• **Given problem**
Find the lines of data that contain the string "Orcières", then list them.

Extracted records:
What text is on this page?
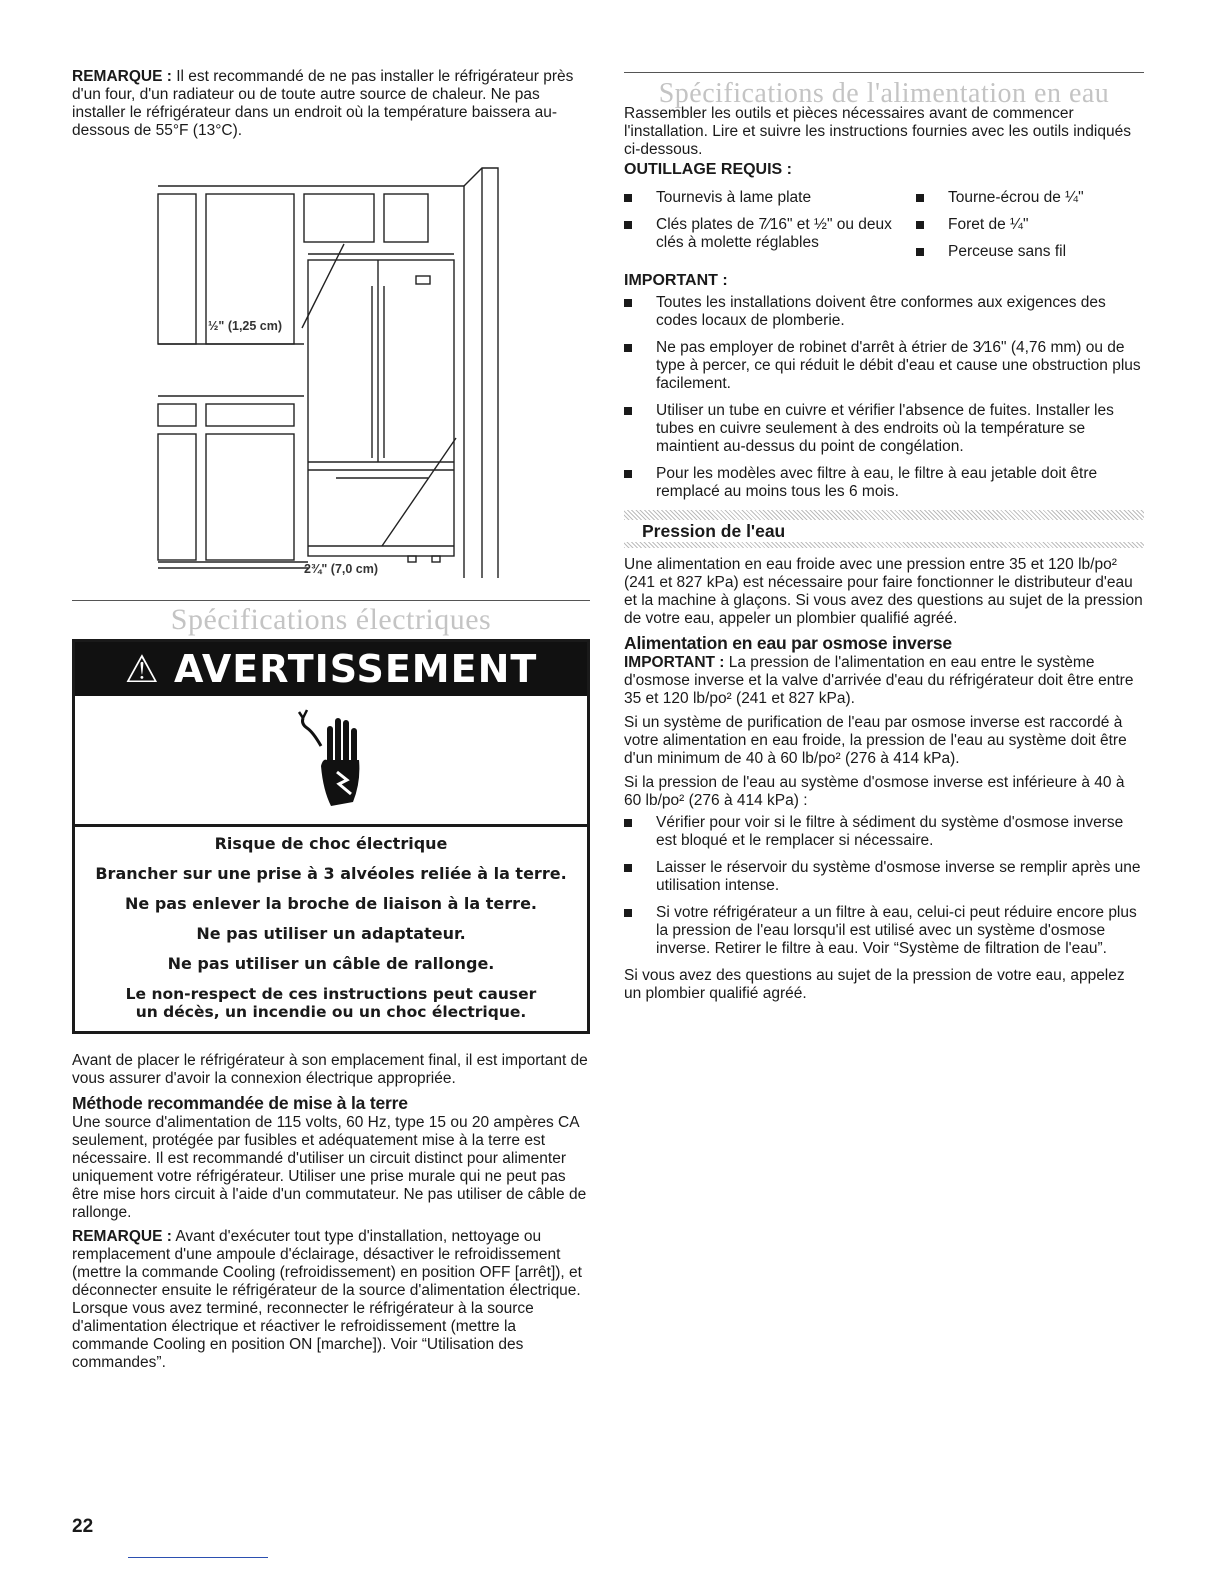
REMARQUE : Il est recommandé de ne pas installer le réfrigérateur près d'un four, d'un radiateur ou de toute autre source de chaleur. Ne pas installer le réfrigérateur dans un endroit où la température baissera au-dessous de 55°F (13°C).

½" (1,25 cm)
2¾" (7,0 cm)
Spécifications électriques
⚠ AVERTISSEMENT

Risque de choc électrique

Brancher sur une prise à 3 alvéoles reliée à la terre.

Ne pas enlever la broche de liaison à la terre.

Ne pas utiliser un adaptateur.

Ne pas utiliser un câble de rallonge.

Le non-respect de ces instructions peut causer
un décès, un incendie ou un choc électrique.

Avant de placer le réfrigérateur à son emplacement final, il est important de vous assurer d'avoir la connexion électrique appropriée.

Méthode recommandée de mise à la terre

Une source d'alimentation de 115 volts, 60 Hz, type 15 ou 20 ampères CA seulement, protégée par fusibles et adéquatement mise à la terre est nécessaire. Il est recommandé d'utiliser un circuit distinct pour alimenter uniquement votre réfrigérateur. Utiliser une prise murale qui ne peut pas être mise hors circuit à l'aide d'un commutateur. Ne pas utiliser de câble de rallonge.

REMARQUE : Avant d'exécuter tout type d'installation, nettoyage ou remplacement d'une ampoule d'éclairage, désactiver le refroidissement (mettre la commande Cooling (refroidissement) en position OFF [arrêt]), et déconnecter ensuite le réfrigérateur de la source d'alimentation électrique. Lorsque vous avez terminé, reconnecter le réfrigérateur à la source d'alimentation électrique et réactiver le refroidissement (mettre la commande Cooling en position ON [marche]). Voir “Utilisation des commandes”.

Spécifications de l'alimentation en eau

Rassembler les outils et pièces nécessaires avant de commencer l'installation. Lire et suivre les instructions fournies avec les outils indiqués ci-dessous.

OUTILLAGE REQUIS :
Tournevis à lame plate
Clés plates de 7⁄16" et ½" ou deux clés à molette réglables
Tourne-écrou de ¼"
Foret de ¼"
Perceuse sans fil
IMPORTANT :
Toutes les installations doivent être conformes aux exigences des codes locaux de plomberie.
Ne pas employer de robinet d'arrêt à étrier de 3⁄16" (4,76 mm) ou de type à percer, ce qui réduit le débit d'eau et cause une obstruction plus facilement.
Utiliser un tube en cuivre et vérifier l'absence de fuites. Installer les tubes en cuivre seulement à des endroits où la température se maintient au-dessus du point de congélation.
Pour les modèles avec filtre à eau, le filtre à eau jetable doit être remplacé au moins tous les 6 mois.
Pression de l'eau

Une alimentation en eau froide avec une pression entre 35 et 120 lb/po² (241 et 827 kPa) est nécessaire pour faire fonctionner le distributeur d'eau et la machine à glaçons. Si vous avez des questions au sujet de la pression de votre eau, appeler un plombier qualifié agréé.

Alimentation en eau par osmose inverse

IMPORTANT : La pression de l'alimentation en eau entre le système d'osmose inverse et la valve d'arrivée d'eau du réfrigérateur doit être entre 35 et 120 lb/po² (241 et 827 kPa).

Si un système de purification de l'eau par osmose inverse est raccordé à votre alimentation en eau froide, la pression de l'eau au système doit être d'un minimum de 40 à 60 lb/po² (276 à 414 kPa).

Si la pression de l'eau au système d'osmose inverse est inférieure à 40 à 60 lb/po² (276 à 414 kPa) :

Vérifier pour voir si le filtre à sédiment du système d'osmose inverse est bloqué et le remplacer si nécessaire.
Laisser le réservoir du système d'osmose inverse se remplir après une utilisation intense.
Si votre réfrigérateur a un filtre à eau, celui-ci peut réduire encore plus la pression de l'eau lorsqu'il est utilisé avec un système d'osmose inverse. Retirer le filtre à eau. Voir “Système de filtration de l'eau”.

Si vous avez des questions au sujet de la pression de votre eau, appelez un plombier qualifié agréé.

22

...

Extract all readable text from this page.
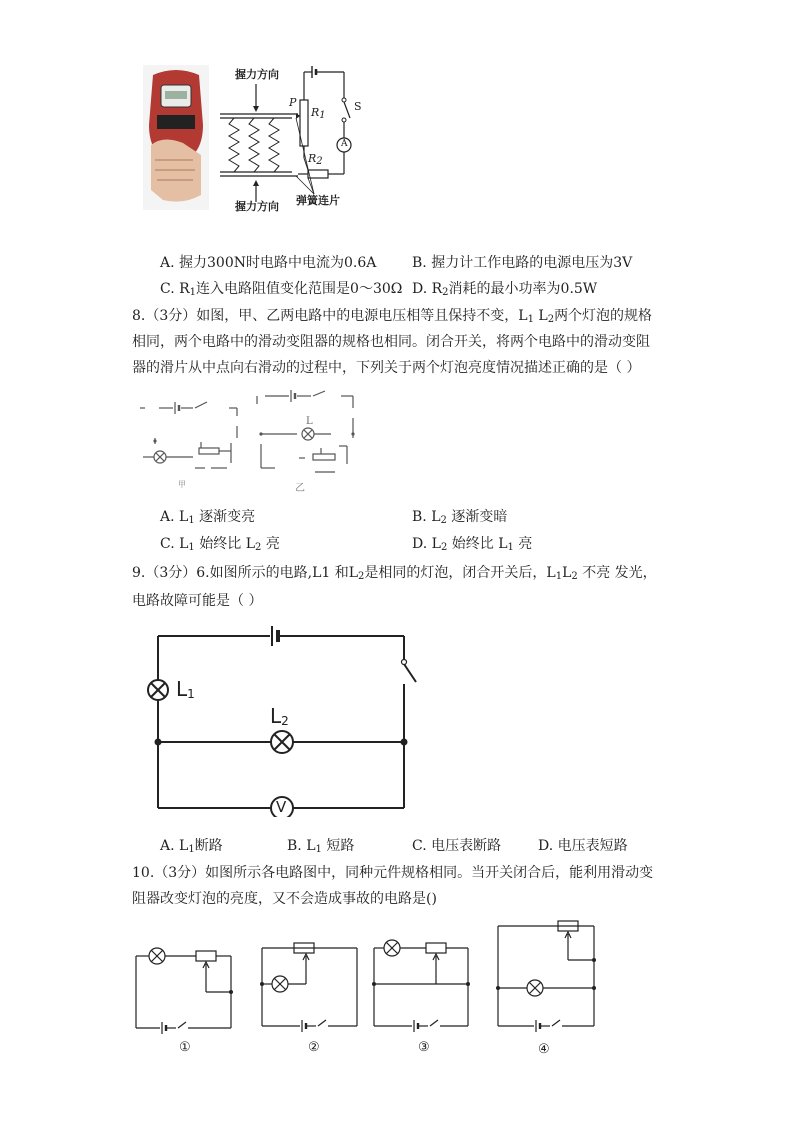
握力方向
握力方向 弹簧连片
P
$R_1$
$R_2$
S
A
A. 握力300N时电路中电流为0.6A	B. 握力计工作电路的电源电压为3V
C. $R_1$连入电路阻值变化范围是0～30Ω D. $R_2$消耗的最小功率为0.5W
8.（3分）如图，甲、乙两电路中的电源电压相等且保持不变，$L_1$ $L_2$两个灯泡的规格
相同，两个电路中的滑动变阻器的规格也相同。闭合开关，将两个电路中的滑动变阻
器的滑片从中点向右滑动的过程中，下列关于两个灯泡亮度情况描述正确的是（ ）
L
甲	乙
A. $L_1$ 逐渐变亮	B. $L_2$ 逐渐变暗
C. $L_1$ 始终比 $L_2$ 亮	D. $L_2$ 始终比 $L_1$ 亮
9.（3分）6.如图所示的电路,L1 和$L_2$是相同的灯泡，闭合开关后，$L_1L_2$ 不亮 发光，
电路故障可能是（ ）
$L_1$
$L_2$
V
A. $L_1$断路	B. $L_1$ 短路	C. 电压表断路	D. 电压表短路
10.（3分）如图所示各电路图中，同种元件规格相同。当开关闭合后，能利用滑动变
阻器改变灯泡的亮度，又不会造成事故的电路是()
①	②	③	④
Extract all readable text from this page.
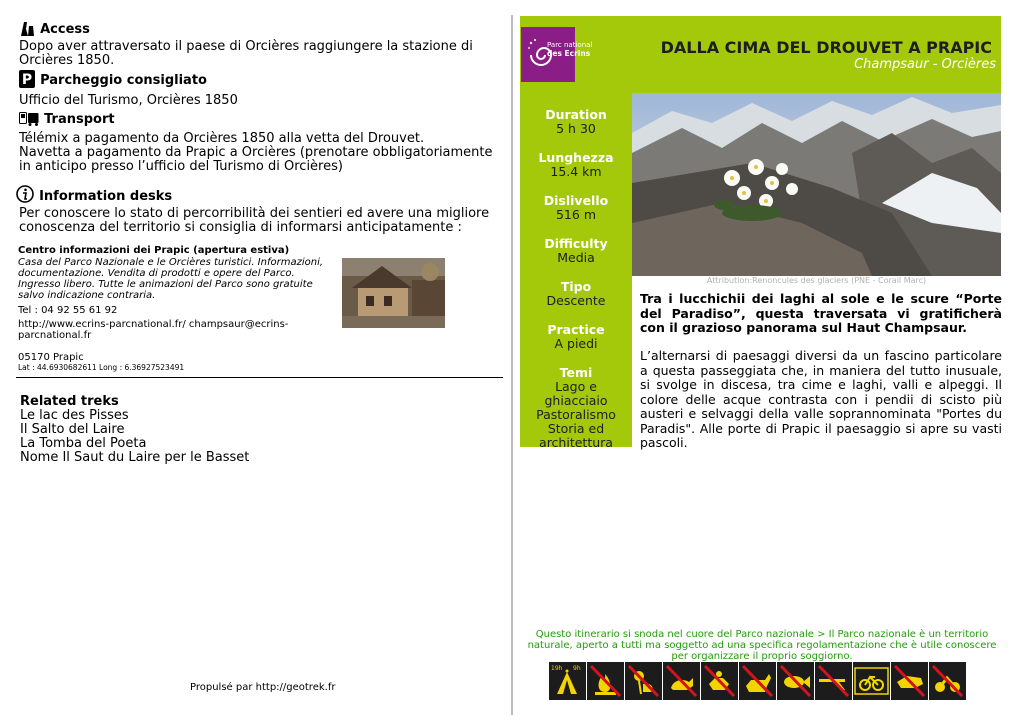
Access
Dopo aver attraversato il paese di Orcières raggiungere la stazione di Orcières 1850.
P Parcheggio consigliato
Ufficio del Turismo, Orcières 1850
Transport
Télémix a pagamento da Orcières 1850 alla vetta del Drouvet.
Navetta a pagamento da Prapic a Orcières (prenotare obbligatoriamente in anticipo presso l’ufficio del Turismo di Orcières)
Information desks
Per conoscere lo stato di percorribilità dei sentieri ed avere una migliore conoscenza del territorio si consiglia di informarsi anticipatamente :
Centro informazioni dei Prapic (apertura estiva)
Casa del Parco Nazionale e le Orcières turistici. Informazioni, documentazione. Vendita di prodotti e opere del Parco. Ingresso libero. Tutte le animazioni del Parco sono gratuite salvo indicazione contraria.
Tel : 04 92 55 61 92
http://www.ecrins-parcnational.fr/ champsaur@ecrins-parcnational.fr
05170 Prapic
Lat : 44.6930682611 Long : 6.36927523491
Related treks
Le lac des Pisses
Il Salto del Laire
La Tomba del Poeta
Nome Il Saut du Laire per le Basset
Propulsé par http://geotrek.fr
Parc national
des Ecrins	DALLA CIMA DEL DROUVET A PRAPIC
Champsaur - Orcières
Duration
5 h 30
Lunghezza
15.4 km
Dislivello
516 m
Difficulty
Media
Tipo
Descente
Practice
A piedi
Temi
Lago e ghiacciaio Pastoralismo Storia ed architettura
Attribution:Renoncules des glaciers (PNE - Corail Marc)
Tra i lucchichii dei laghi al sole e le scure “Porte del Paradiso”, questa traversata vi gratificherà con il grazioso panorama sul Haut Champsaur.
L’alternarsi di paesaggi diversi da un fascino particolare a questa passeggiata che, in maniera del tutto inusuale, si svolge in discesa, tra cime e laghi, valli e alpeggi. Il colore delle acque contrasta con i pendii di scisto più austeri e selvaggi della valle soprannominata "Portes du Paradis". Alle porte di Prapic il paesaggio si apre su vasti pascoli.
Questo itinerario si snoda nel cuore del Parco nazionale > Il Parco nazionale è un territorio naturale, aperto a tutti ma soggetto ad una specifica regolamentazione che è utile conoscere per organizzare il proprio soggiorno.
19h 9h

• **Solution to this exercise**
Dopo aver attraversato il paese di Orcières raggiungere la stazione di Orcières 1850.
Ufficio del Turismo, Orcières 1850
Télémix a pagamento da Orcières 1850 alla vetta del Drouvet.
Navetta a pagamento da Prapic a Orcières (prenotare obbligatoriamente in anticipo presso l’ufficio del Turismo di Orcières)
Casa del Parco Nazionale e le Orcières turistici. Informazioni, documentazione. Vendita di prodotti e opere del Parco. Ingresso libero. Tutte le animazioni del Parco sono gratuite salvo indicazione contraria.
Champsaur - Orcières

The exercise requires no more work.